**REQUEST:**
Return the listing word for word, as given.

**LISTING:**
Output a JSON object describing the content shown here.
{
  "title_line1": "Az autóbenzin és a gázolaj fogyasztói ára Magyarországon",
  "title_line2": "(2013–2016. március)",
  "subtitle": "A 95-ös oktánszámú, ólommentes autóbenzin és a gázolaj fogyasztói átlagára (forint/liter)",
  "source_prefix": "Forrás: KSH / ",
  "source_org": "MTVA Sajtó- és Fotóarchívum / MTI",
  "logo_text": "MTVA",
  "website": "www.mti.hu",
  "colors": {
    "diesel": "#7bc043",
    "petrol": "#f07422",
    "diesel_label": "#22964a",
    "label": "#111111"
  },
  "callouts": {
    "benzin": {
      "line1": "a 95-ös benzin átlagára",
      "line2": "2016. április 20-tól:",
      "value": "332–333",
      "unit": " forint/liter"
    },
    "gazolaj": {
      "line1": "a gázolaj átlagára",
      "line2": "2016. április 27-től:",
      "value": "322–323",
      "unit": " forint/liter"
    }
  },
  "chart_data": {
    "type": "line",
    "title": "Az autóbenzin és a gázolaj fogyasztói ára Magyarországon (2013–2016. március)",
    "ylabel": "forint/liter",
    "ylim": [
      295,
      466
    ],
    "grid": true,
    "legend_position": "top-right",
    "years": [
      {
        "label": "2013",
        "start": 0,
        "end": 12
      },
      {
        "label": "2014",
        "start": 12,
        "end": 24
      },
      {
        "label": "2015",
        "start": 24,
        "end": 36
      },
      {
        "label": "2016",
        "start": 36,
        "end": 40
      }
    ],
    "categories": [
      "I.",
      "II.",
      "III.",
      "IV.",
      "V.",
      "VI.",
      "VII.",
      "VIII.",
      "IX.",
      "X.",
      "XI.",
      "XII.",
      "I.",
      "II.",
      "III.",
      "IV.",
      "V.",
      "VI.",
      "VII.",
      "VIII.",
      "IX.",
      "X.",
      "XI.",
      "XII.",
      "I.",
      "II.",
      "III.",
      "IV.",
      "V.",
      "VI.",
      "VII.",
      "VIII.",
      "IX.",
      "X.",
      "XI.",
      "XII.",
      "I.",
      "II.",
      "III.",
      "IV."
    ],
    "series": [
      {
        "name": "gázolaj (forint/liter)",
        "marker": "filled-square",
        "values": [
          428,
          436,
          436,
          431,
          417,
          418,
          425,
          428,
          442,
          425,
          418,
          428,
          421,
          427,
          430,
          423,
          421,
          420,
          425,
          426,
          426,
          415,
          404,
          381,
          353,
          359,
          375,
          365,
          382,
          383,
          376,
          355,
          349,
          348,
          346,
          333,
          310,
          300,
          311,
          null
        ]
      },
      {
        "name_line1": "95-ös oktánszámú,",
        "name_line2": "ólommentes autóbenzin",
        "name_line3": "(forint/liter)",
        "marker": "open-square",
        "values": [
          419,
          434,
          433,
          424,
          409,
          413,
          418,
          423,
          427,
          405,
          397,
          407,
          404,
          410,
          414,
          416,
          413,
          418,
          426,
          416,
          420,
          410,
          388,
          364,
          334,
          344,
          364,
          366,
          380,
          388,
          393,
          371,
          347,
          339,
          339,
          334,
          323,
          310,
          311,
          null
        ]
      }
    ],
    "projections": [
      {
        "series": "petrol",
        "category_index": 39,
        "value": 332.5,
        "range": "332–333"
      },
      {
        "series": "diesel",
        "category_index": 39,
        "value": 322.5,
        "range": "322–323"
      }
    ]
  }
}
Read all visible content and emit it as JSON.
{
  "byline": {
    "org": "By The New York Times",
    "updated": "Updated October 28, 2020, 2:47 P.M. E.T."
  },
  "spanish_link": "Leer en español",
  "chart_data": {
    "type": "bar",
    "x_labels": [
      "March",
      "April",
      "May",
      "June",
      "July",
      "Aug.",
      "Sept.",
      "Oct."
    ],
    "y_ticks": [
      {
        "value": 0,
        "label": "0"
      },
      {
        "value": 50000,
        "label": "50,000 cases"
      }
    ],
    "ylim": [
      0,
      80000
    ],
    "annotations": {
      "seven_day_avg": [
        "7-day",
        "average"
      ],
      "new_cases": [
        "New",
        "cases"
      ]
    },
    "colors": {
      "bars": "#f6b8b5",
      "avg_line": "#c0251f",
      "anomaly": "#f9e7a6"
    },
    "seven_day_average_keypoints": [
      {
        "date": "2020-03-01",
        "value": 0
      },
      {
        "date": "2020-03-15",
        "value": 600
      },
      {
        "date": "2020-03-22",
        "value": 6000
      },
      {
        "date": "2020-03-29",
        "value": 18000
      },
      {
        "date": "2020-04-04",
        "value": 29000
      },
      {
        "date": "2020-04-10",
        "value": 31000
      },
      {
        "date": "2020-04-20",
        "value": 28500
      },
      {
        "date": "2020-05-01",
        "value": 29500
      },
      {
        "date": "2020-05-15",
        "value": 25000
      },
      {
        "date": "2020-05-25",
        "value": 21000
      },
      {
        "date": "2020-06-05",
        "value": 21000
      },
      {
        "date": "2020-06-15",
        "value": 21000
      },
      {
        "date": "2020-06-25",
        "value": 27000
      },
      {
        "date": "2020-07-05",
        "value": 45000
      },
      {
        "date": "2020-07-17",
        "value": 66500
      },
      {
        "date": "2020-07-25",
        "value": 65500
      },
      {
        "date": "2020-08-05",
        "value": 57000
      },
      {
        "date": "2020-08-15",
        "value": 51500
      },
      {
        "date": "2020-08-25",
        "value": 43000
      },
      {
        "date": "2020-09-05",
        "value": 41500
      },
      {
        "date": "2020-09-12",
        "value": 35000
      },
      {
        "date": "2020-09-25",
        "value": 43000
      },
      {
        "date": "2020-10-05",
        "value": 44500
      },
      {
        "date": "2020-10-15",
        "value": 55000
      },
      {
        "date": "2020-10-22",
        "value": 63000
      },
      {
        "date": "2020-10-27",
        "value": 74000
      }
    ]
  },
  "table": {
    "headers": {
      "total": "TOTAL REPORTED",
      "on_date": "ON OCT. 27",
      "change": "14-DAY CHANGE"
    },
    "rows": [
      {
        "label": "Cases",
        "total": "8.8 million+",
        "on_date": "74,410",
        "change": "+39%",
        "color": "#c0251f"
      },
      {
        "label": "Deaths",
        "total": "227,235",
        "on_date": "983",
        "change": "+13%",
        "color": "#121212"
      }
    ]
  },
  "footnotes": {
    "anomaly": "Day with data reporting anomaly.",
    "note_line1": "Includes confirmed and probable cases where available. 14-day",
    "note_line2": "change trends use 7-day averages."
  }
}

**TASK RESPONSE:**
Output a JSON object describing the content shown here.
{
  "title_line1": "Az autóbenzin és a gázolaj fogyasztói ára Magyarországon",
  "title_line2": "(2013–2016. március)",
  "subtitle": "A 95-ös oktánszámú, ólommentes autóbenzin és a gázolaj fogyasztói átlagára (forint/liter)",
  "source_prefix": "Forrás: KSH / ",
  "source_org": "MTVA Sajtó- és Fotóarchívum / MTI",
  "logo_text": "MTVA",
  "website": "www.mti.hu",
  "colors": {
    "diesel": "#7bc043",
    "petrol": "#f07422",
    "diesel_label": "#22964a",
    "label": "#111111"
  },
  "callouts": {
    "benzin": {
      "line1": "a 95-ös benzin átlagára",
      "line2": "2016. április 20-tól:",
      "value": "332–333",
      "unit": " forint/liter"
    },
    "gazolaj": {
      "line1": "a gázolaj átlagára",
      "line2": "2016. április 27-től:",
      "value": "322–323",
      "unit": " forint/liter"
    }
  },
  "chart_data": {
    "type": "line",
    "title": "Az autóbenzin és a gázolaj fogyasztói ára Magyarországon (2013–2016. március)",
    "ylabel": "forint/liter",
    "ylim": [
      295,
      466
    ],
    "grid": true,
    "legend_position": "top-right",
    "years": [
      {
        "label": "2013",
        "start": 0,
        "end": 12
      },
      {
        "label": "2014",
        "start": 12,
        "end": 24
      },
      {
        "label": "2015",
        "start": 24,
        "end": 36
      },
      {
        "label": "2016",
        "start": 36,
        "end": 40
      }
    ],
    "categories": [
      "I.",
      "II.",
      "III.",
      "IV.",
      "V.",
      "VI.",
      "VII.",
      "VIII.",
      "IX.",
      "X.",
      "XI.",
      "XII.",
      "I.",
      "II.",
      "III.",
      "IV.",
      "V.",
      "VI.",
      "VII.",
      "VIII.",
      "IX.",
      "X.",
      "XI.",
      "XII.",
      "I.",
      "II.",
      "III.",
      "IV.",
      "V.",
      "VI.",
      "VII.",
      "VIII.",
      "IX.",
      "X.",
      "XI.",
      "XII.",
      "I.",
      "II.",
      "III.",
      "IV."
    ],
    "series": [
      {
        "name": "gázolaj (forint/liter)",
        "marker": "filled-square",
        "values": [
          428,
          436,
          436,
          431,
          417,
          418,
          425,
          428,
          442,
          425,
          418,
          428,
          421,
          427,
          430,
          423,
          421,
          420,
          425,
          426,
          426,
          415,
          404,
          381,
          353,
          359,
          375,
          365,
          382,
          383,
          376,
          355,
          349,
          348,
          346,
          333,
          310,
          300,
          311,
          null
        ]
      },
      {
        "name_line1": "95-ös oktánszámú,",
        "name_line2": "ólommentes autóbenzin",
        "name_line3": "(forint/liter)",
        "marker": "open-square",
        "values": [
          419,
          434,
          433,
          424,
          409,
          413,
          418,
          423,
          427,
          405,
          397,
          407,
          404,
          410,
          414,
          416,
          413,
          418,
          426,
          416,
          420,
          410,
          388,
          364,
          334,
          344,
          364,
          366,
          380,
          388,
          393,
          371,
          347,
          339,
          339,
          334,
          323,
          310,
          311,
          null
        ]
      }
    ],
    "projections": [
      {
        "series": "petrol",
        "category_index": 39,
        "value": 332.5,
        "range": "332–333"
      },
      {
        "series": "diesel",
        "category_index": 39,
        "value": 322.5,
        "range": "322–323"
      }
    ]
  }
}
Read all visible content and emit it as JSON.
{
  "byline": {
    "org": "By The New York Times",
    "updated": "Updated October 28, 2020, 2:47 P.M. E.T."
  },
  "spanish_link": "Leer en español",
  "chart_data": {
    "type": "bar",
    "x_labels": [
      "March",
      "April",
      "May",
      "June",
      "July",
      "Aug.",
      "Sept.",
      "Oct."
    ],
    "y_ticks": [
      {
        "value": 0,
        "label": "0"
      },
      {
        "value": 50000,
        "label": "50,000 cases"
      }
    ],
    "ylim": [
      0,
      80000
    ],
    "annotations": {
      "seven_day_avg": [
        "7-day",
        "average"
      ],
      "new_cases": [
        "New",
        "cases"
      ]
    },
    "colors": {
      "bars": "#f6b8b5",
      "avg_line": "#c0251f",
      "anomaly": "#f9e7a6"
    },
    "seven_day_average_keypoints": [
      {
        "date": "2020-03-01",
        "value": 0
      },
      {
        "date": "2020-03-15",
        "value": 600
      },
      {
        "date": "2020-03-22",
        "value": 6000
      },
      {
        "date": "2020-03-29",
        "value": 18000
      },
      {
        "date": "2020-04-04",
        "value": 29000
      },
      {
        "date": "2020-04-10",
        "value": 31000
      },
      {
        "date": "2020-04-20",
        "value": 28500
      },
      {
        "date": "2020-05-01",
        "value": 29500
      },
      {
        "date": "2020-05-15",
        "value": 25000
      },
      {
        "date": "2020-05-25",
        "value": 21000
      },
      {
        "date": "2020-06-05",
        "value": 21000
      },
      {
        "date": "2020-06-15",
        "value": 21000
      },
      {
        "date": "2020-06-25",
        "value": 27000
      },
      {
        "date": "2020-07-05",
        "value": 45000
      },
      {
        "date": "2020-07-17",
        "value": 66500
      },
      {
        "date": "2020-07-25",
        "value": 65500
      },
      {
        "date": "2020-08-05",
        "value": 57000
      },
      {
        "date": "2020-08-15",
        "value": 51500
      },
      {
        "date": "2020-08-25",
        "value": 43000
      },
      {
        "date": "2020-09-05",
        "value": 41500
      },
      {
        "date": "2020-09-12",
        "value": 35000
      },
      {
        "date": "2020-09-25",
        "value": 43000
      },
      {
        "date": "2020-10-05",
        "value": 44500
      },
      {
        "date": "2020-10-15",
        "value": 55000
      },
      {
        "date": "2020-10-22",
        "value": 63000
      },
      {
        "date": "2020-10-27",
        "value": 74000
      }
    ]
  },
  "table": {
    "headers": {
      "total": "TOTAL REPORTED",
      "on_date": "ON OCT. 27",
      "change": "14-DAY CHANGE"
    },
    "rows": [
      {
        "label": "Cases",
        "total": "8.8 million+",
        "on_date": "74,410",
        "change": "+39%",
        "color": "#c0251f"
      },
      {
        "label": "Deaths",
        "total": "227,235",
        "on_date": "983",
        "change": "+13%",
        "color": "#121212"
      }
    ]
  },
  "footnotes": {
    "anomaly": "Day with data reporting anomaly.",
    "note_line1": "Includes confirmed and probable cases where available. 14-day",
    "note_line2": "change trends use 7-day averages."
  }
}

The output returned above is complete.